## BEGIN Record excerpts
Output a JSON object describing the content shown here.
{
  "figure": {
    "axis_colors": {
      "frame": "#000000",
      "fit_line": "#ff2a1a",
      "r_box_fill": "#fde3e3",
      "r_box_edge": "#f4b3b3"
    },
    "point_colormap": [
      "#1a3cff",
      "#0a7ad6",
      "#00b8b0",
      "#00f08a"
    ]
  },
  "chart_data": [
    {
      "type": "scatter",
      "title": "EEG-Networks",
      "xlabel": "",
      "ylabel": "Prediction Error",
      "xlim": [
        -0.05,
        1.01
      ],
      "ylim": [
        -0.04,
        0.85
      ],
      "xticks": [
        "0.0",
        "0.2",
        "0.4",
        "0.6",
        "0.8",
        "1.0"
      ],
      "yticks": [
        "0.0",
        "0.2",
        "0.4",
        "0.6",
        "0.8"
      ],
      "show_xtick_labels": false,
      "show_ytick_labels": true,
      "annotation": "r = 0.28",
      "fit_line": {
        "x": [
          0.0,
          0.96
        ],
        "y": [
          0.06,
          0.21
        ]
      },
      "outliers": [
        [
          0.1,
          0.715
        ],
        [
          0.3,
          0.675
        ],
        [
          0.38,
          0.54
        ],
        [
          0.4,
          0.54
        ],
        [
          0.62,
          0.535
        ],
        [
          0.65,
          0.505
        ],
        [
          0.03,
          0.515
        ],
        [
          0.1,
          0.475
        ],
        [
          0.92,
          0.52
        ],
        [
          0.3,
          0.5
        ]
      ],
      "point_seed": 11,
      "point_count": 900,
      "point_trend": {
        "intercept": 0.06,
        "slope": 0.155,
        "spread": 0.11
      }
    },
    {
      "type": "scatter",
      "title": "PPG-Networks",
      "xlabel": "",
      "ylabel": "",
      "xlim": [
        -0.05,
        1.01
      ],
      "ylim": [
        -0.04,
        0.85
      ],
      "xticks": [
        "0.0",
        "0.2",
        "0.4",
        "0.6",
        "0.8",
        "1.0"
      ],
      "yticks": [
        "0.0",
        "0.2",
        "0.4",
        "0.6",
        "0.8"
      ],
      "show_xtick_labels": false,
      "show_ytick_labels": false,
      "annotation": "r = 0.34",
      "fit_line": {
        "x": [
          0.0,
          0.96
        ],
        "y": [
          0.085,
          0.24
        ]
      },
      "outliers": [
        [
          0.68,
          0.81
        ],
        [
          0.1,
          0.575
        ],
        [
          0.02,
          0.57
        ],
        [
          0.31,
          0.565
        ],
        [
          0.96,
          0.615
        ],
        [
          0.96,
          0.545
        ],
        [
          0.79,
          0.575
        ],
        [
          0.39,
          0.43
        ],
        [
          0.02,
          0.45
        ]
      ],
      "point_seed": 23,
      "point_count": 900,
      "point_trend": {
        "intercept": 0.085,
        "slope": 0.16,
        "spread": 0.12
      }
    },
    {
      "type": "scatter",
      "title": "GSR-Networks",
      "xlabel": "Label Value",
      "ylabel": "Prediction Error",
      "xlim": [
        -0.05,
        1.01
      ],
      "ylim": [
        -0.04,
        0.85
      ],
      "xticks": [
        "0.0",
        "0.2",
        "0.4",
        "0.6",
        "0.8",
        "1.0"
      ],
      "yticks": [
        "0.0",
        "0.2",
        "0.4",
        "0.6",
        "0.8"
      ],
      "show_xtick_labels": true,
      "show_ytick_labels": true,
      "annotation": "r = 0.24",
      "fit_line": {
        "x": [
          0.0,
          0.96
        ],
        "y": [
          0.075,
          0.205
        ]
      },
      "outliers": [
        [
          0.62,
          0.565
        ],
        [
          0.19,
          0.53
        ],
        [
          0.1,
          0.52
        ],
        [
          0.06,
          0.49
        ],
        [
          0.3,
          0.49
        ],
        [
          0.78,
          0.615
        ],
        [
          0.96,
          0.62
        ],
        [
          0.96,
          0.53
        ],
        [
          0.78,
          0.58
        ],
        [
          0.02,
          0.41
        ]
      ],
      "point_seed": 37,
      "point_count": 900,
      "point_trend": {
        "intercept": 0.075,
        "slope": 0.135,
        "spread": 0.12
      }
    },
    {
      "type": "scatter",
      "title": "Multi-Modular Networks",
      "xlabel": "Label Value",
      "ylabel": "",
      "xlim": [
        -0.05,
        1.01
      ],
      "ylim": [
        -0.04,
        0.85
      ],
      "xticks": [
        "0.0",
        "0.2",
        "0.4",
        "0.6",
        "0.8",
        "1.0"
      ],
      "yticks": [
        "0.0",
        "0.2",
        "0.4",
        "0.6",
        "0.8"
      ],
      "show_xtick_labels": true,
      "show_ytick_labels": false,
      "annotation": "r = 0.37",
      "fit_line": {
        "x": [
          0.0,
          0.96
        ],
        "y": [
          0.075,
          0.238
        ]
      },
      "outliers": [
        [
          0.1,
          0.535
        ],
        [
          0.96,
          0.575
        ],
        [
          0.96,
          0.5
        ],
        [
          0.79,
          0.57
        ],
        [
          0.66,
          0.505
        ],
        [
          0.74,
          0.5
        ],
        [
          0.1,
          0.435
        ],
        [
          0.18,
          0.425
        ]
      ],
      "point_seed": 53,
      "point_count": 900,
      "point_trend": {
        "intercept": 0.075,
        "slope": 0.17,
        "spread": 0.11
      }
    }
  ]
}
## END Record excerpts
Repeat the material from above exactly, word for word.

Exercise output:
Output a JSON object describing the content shown here.
{
  "figure": {
    "axis_colors": {
      "frame": "#000000",
      "fit_line": "#ff2a1a",
      "r_box_fill": "#fde3e3",
      "r_box_edge": "#f4b3b3"
    },
    "point_colormap": [
      "#1a3cff",
      "#0a7ad6",
      "#00b8b0",
      "#00f08a"
    ]
  },
  "chart_data": [
    {
      "type": "scatter",
      "title": "EEG-Networks",
      "xlabel": "",
      "ylabel": "Prediction Error",
      "xlim": [
        -0.05,
        1.01
      ],
      "ylim": [
        -0.04,
        0.85
      ],
      "xticks": [
        "0.0",
        "0.2",
        "0.4",
        "0.6",
        "0.8",
        "1.0"
      ],
      "yticks": [
        "0.0",
        "0.2",
        "0.4",
        "0.6",
        "0.8"
      ],
      "show_xtick_labels": false,
      "show_ytick_labels": true,
      "annotation": "r = 0.28",
      "fit_line": {
        "x": [
          0.0,
          0.96
        ],
        "y": [
          0.06,
          0.21
        ]
      },
      "outliers": [
        [
          0.1,
          0.715
        ],
        [
          0.3,
          0.675
        ],
        [
          0.38,
          0.54
        ],
        [
          0.4,
          0.54
        ],
        [
          0.62,
          0.535
        ],
        [
          0.65,
          0.505
        ],
        [
          0.03,
          0.515
        ],
        [
          0.1,
          0.475
        ],
        [
          0.92,
          0.52
        ],
        [
          0.3,
          0.5
        ]
      ],
      "point_seed": 11,
      "point_count": 900,
      "point_trend": {
        "intercept": 0.06,
        "slope": 0.155,
        "spread": 0.11
      }
    },
    {
      "type": "scatter",
      "title": "PPG-Networks",
      "xlabel": "",
      "ylabel": "",
      "xlim": [
        -0.05,
        1.01
      ],
      "ylim": [
        -0.04,
        0.85
      ],
      "xticks": [
        "0.0",
        "0.2",
        "0.4",
        "0.6",
        "0.8",
        "1.0"
      ],
      "yticks": [
        "0.0",
        "0.2",
        "0.4",
        "0.6",
        "0.8"
      ],
      "show_xtick_labels": false,
      "show_ytick_labels": false,
      "annotation": "r = 0.34",
      "fit_line": {
        "x": [
          0.0,
          0.96
        ],
        "y": [
          0.085,
          0.24
        ]
      },
      "outliers": [
        [
          0.68,
          0.81
        ],
        [
          0.1,
          0.575
        ],
        [
          0.02,
          0.57
        ],
        [
          0.31,
          0.565
        ],
        [
          0.96,
          0.615
        ],
        [
          0.96,
          0.545
        ],
        [
          0.79,
          0.575
        ],
        [
          0.39,
          0.43
        ],
        [
          0.02,
          0.45
        ]
      ],
      "point_seed": 23,
      "point_count": 900,
      "point_trend": {
        "intercept": 0.085,
        "slope": 0.16,
        "spread": 0.12
      }
    },
    {
      "type": "scatter",
      "title": "GSR-Networks",
      "xlabel": "Label Value",
      "ylabel": "Prediction Error",
      "xlim": [
        -0.05,
        1.01
      ],
      "ylim": [
        -0.04,
        0.85
      ],
      "xticks": [
        "0.0",
        "0.2",
        "0.4",
        "0.6",
        "0.8",
        "1.0"
      ],
      "yticks": [
        "0.0",
        "0.2",
        "0.4",
        "0.6",
        "0.8"
      ],
      "show_xtick_labels": true,
      "show_ytick_labels": true,
      "annotation": "r = 0.24",
      "fit_line": {
        "x": [
          0.0,
          0.96
        ],
        "y": [
          0.075,
          0.205
        ]
      },
      "outliers": [
        [
          0.62,
          0.565
        ],
        [
          0.19,
          0.53
        ],
        [
          0.1,
          0.52
        ],
        [
          0.06,
          0.49
        ],
        [
          0.3,
          0.49
        ],
        [
          0.78,
          0.615
        ],
        [
          0.96,
          0.62
        ],
        [
          0.96,
          0.53
        ],
        [
          0.78,
          0.58
        ],
        [
          0.02,
          0.41
        ]
      ],
      "point_seed": 37,
      "point_count": 900,
      "point_trend": {
        "intercept": 0.075,
        "slope": 0.135,
        "spread": 0.12
      }
    },
    {
      "type": "scatter",
      "title": "Multi-Modular Networks",
      "xlabel": "Label Value",
      "ylabel": "",
      "xlim": [
        -0.05,
        1.01
      ],
      "ylim": [
        -0.04,
        0.85
      ],
      "xticks": [
        "0.0",
        "0.2",
        "0.4",
        "0.6",
        "0.8",
        "1.0"
      ],
      "yticks": [
        "0.0",
        "0.2",
        "0.4",
        "0.6",
        "0.8"
      ],
      "show_xtick_labels": true,
      "show_ytick_labels": false,
      "annotation": "r = 0.37",
      "fit_line": {
        "x": [
          0.0,
          0.96
        ],
        "y": [
          0.075,
          0.238
        ]
      },
      "outliers": [
        [
          0.1,
          0.535
        ],
        [
          0.96,
          0.575
        ],
        [
          0.96,
          0.5
        ],
        [
          0.79,
          0.57
        ],
        [
          0.66,
          0.505
        ],
        [
          0.74,
          0.5
        ],
        [
          0.1,
          0.435
        ],
        [
          0.18,
          0.425
        ]
      ],
      "point_seed": 53,
      "point_count": 900,
      "point_trend": {
        "intercept": 0.075,
        "slope": 0.17,
        "spread": 0.11
      }
    }
  ]
}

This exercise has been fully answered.